==== Records for the exercise
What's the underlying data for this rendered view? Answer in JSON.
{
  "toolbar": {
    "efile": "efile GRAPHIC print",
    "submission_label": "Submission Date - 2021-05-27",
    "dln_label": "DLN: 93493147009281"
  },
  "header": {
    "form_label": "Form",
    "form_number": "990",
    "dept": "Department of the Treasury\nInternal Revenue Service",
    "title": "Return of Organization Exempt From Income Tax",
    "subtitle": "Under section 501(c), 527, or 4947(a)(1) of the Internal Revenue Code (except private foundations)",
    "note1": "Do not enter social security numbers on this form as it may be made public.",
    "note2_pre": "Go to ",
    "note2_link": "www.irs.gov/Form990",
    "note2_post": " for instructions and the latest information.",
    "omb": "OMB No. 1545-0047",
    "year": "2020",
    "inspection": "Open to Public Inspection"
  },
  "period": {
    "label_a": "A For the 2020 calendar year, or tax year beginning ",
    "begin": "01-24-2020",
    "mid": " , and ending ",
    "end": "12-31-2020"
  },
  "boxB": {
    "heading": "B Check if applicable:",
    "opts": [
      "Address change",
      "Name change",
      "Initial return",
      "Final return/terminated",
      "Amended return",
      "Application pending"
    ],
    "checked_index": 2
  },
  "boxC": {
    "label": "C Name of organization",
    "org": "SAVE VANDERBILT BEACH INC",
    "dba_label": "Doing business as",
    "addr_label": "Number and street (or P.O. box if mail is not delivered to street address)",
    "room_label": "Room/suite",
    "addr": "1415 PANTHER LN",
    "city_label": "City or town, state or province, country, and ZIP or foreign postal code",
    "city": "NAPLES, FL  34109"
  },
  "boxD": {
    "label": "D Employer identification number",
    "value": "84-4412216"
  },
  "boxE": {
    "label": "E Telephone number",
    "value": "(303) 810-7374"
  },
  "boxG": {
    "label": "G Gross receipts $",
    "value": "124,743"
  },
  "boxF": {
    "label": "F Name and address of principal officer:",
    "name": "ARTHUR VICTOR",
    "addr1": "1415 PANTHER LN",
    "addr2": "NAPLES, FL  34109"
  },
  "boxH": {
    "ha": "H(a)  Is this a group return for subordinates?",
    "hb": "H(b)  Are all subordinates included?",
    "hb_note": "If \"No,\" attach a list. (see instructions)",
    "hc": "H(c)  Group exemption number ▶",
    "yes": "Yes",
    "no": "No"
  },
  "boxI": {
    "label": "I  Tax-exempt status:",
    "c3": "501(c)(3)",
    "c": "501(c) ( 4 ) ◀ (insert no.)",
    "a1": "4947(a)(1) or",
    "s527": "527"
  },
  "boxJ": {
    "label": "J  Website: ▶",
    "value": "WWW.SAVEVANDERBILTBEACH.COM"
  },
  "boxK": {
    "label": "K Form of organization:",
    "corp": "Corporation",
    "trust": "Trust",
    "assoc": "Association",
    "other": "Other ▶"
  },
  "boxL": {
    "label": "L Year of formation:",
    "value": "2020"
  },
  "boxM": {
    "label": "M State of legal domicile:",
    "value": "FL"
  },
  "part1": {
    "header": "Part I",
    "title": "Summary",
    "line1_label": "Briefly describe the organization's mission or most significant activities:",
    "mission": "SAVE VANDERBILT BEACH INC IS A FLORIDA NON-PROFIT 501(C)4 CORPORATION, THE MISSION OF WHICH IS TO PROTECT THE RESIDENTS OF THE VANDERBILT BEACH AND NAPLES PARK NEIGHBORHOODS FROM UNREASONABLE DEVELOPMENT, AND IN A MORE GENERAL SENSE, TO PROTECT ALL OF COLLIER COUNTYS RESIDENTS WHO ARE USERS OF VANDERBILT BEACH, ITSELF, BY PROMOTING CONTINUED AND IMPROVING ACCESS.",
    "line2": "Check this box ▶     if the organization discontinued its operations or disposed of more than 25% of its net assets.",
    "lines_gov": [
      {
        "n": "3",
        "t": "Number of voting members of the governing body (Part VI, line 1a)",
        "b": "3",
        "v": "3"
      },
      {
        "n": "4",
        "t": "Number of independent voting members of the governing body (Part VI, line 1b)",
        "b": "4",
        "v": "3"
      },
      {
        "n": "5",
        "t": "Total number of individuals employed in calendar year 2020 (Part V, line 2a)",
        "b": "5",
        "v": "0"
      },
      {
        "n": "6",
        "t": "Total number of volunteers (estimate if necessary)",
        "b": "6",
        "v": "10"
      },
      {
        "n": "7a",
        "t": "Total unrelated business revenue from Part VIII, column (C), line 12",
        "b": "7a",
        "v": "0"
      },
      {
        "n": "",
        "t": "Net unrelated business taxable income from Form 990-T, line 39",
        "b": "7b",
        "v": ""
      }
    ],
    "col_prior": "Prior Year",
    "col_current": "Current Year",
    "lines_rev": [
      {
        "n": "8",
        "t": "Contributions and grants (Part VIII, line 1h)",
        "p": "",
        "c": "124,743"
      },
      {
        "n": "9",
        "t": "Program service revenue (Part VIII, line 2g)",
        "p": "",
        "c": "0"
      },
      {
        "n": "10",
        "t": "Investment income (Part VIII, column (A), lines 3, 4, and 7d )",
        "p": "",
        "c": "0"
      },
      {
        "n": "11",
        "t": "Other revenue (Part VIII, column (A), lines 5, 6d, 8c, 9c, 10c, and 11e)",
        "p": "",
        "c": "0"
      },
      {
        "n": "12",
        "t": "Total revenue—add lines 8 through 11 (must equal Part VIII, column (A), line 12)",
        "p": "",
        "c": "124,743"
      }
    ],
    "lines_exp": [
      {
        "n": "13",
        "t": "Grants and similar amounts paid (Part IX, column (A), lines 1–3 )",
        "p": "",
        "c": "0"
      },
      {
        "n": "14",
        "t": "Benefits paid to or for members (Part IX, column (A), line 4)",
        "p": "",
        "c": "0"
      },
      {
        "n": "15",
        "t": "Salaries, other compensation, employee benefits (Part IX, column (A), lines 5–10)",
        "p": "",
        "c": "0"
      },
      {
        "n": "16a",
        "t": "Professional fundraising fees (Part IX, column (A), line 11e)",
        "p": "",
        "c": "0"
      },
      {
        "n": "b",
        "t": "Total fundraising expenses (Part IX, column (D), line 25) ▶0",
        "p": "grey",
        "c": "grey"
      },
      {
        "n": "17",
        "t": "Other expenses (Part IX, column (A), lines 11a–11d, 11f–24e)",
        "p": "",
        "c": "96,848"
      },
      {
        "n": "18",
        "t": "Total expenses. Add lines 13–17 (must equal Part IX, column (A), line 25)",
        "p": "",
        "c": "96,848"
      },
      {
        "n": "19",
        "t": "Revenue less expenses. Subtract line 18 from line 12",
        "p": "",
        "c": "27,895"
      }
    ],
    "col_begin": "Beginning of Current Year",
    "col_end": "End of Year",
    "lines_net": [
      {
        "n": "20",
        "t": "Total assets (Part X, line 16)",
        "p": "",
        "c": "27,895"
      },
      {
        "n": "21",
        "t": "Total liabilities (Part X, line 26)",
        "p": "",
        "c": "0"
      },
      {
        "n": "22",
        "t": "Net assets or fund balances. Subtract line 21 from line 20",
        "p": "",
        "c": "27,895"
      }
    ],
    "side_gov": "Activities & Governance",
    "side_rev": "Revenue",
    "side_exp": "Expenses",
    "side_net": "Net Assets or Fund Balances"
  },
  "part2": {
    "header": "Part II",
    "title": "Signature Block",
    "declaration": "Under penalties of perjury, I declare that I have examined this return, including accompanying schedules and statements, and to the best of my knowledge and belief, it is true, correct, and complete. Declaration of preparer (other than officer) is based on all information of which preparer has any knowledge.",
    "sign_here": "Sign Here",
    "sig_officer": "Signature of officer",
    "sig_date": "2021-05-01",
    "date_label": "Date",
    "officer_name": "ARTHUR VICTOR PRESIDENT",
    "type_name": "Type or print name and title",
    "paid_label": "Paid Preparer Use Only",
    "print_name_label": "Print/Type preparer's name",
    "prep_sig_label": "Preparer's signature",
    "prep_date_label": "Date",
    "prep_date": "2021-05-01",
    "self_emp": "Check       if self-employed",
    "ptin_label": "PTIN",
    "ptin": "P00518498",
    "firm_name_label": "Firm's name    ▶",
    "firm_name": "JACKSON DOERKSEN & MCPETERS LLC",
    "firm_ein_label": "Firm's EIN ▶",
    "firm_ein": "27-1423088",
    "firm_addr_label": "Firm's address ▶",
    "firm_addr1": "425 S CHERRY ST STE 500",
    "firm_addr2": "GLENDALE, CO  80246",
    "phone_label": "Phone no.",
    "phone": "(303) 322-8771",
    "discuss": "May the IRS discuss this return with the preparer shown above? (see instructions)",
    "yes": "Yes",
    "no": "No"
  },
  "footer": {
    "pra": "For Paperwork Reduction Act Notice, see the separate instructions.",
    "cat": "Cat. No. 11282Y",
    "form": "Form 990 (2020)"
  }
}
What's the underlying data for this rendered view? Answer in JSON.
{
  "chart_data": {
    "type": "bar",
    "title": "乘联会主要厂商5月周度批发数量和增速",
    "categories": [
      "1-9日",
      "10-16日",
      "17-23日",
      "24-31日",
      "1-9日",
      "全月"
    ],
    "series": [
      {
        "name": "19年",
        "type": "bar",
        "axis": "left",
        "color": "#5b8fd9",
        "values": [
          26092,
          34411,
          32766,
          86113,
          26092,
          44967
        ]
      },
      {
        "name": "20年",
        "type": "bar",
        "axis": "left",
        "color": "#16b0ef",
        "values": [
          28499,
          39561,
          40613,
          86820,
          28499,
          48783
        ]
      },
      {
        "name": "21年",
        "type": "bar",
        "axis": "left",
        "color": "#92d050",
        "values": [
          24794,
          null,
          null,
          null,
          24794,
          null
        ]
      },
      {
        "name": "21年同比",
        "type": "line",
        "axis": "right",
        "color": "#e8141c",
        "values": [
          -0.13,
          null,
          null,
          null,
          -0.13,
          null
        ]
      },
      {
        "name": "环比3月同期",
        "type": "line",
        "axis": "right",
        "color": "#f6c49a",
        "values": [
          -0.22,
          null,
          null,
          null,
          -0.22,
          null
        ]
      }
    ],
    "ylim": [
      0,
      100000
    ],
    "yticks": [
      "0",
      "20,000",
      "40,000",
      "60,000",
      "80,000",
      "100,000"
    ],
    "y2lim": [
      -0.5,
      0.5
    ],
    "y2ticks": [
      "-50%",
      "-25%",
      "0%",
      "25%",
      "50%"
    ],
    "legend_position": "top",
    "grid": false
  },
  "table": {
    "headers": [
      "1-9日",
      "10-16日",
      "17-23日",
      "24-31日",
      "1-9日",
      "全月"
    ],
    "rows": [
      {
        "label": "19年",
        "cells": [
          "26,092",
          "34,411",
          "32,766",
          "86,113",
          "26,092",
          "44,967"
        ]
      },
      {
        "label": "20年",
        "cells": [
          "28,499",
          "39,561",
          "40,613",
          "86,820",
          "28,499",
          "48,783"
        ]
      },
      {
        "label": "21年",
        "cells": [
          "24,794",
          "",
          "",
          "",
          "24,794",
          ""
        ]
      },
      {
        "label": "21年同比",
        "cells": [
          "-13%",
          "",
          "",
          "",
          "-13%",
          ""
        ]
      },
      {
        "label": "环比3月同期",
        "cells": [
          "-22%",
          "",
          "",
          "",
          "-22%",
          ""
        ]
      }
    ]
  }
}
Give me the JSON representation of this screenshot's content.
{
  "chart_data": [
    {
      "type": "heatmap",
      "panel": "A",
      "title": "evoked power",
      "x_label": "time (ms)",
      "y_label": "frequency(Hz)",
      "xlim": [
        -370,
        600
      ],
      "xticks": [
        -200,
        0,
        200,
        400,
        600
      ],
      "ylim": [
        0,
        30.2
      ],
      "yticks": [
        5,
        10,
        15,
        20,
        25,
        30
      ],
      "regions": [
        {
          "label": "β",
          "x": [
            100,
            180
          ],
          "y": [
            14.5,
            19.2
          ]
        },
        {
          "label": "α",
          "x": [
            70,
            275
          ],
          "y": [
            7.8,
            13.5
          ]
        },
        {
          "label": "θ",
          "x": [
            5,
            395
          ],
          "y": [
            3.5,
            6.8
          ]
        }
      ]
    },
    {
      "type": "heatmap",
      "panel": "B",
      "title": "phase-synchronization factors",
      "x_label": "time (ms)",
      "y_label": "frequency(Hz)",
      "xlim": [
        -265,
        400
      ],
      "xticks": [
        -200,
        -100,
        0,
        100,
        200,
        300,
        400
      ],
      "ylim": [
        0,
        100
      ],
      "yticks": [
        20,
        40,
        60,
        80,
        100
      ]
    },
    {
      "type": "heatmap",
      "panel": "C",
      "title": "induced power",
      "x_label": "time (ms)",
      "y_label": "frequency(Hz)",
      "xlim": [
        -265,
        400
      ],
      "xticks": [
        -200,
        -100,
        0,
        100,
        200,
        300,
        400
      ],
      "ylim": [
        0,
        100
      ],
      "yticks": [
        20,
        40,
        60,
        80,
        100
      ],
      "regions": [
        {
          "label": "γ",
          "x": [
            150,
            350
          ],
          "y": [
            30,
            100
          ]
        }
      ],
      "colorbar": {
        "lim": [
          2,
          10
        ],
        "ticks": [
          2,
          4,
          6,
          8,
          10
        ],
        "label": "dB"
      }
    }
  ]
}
========
_Set task_:
From the entries above, extract each line containing "fundraising".

_Complete output_:
        "t": "Professional fundraising fees (Part IX, column (A), line 11e)",
        "t": "Total fundraising expenses (Part IX, column (D), line 25) ▶0",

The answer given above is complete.